Problem to solve
Of all the lines in the records, how many hold the word "axis"? Answer with the number only.

Given entries
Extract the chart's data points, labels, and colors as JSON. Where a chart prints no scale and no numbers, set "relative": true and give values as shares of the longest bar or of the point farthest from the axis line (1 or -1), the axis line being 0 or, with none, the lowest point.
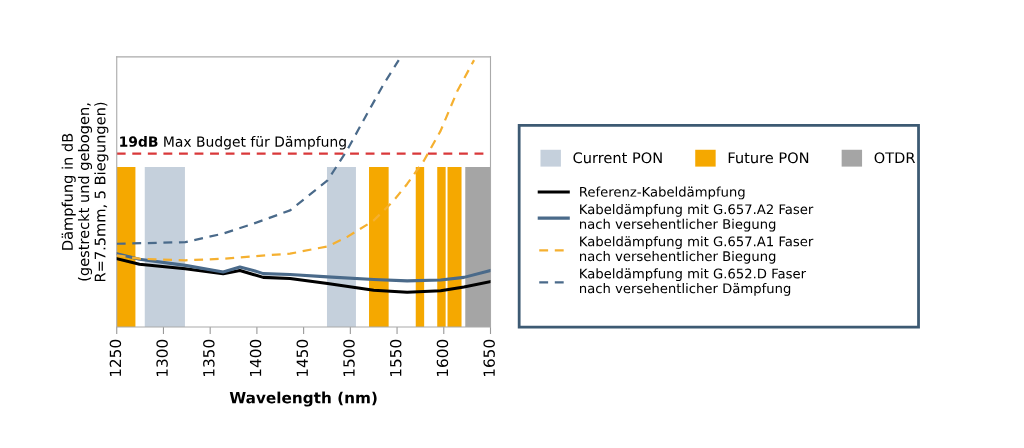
{
  "chart_data": {
    "type": "line",
    "relative": true,
    "xlabel": "Wavelength (nm)",
    "ylabel": "Dämpfung in dB\n(gestreckt und gebogen,\nR=7.5mm, 5 Biegungen)",
    "xlim": [
      1250,
      1650
    ],
    "xticks": [
      1250,
      1300,
      1350,
      1400,
      1450,
      1500,
      1550,
      1600,
      1650
    ],
    "grid": false,
    "legend": "right",
    "series": [
      {
        "name": "Current PON",
        "type": "area",
        "color": "#c5d0dc",
        "x": [
          1280,
          1323
        ],
        "values": [
          0.6,
          0.6
        ]
      },
      {
        "type": "area",
        "color": "#c5d0dc",
        "x": [
          1475,
          1506
        ],
        "values": [
          0.6,
          0.6
        ]
      },
      {
        "name": "Future PON",
        "type": "area",
        "color": "#f5a800",
        "x": [
          1250,
          1270
        ],
        "values": [
          0.6,
          0.6
        ]
      },
      {
        "type": "area",
        "color": "#f5a800",
        "x": [
          1520,
          1541
        ],
        "values": [
          0.6,
          0.6
        ]
      },
      {
        "type": "area",
        "color": "#f5a800",
        "x": [
          1570,
          1579
        ],
        "values": [
          0.6,
          0.6
        ]
      },
      {
        "type": "area",
        "color": "#f5a800",
        "x": [
          1593,
          1602,
          1602,
          1604,
          1604,
          1619
        ],
        "values": [
          0.6,
          0.6,
          0,
          0,
          0.6,
          0.6
        ]
      },
      {
        "name": "OTDR",
        "type": "area",
        "color": "#a5a5a5",
        "x": [
          1623,
          1650
        ],
        "values": [
          0.6,
          0.6
        ]
      },
      {
        "name": "Referenz-Kabeldämpfung",
        "color": "#000000",
        "line_style": "solid",
        "x": [
          1250,
          1274.3,
          1323.4,
          1363.9,
          1381.8,
          1396.1,
          1406.8,
          1435.5,
          1475.6,
          1525,
          1560.8,
          1596.6,
          1621.6,
          1650
        ],
        "values": [
          0.256,
          0.235,
          0.218,
          0.2,
          0.212,
          0.197,
          0.186,
          0.182,
          0.163,
          0.138,
          0.13,
          0.136,
          0.15,
          0.17
        ]
      },
      {
        "name": "Kabeldämpfung mit G.657.A2 Faser nach versehentlicher Biegung",
        "color": "#4a6a8a",
        "line_style": "solid",
        "x": [
          1250,
          1274.3,
          1323.4,
          1363.9,
          1381.8,
          1396.1,
          1406.8,
          1435.5,
          1475.6,
          1525,
          1560.8,
          1596.6,
          1621.6,
          1650
        ],
        "values": [
          0.275,
          0.254,
          0.231,
          0.206,
          0.225,
          0.212,
          0.2,
          0.197,
          0.188,
          0.178,
          0.173,
          0.176,
          0.186,
          0.212
        ]
      },
      {
        "name": "Kabeldämpfung mit G.657.A1 Faser nach versehentlicher Biegung",
        "color": "#f5b030",
        "line_style": "dashed",
        "x": [
          1250,
          1274.3,
          1323.4,
          1363.9,
          1396.1,
          1435.5,
          1475.6,
          1496.3,
          1525,
          1546.5,
          1560.8,
          1578.7,
          1596.6,
          1614.5,
          1632.4
        ],
        "values": [
          0.269,
          0.256,
          0.25,
          0.256,
          0.265,
          0.275,
          0.302,
          0.337,
          0.399,
          0.474,
          0.536,
          0.623,
          0.735,
          0.884,
          1
        ]
      },
      {
        "name": "Kabeldämpfung mit G.652.D Faser nach versehentlicher Dämpfung",
        "color": "#4a6a8a",
        "line_style": "dashed",
        "x": [
          1250,
          1323.4,
          1363.9,
          1396.1,
          1435.5,
          1475.6,
          1496.3,
          1517.8,
          1535.7,
          1551.8
        ],
        "values": [
          0.312,
          0.318,
          0.35,
          0.387,
          0.437,
          0.549,
          0.661,
          0.798,
          0.91,
          1
        ]
      }
    ],
    "ref_lines": [
      {
        "axis": "y",
        "value": 0.65,
        "label": "19dB Max Budget für Dämpfung",
        "color": "#d9383a",
        "line_style": "dashed"
      }
    ]
  }
}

Answer to the task
2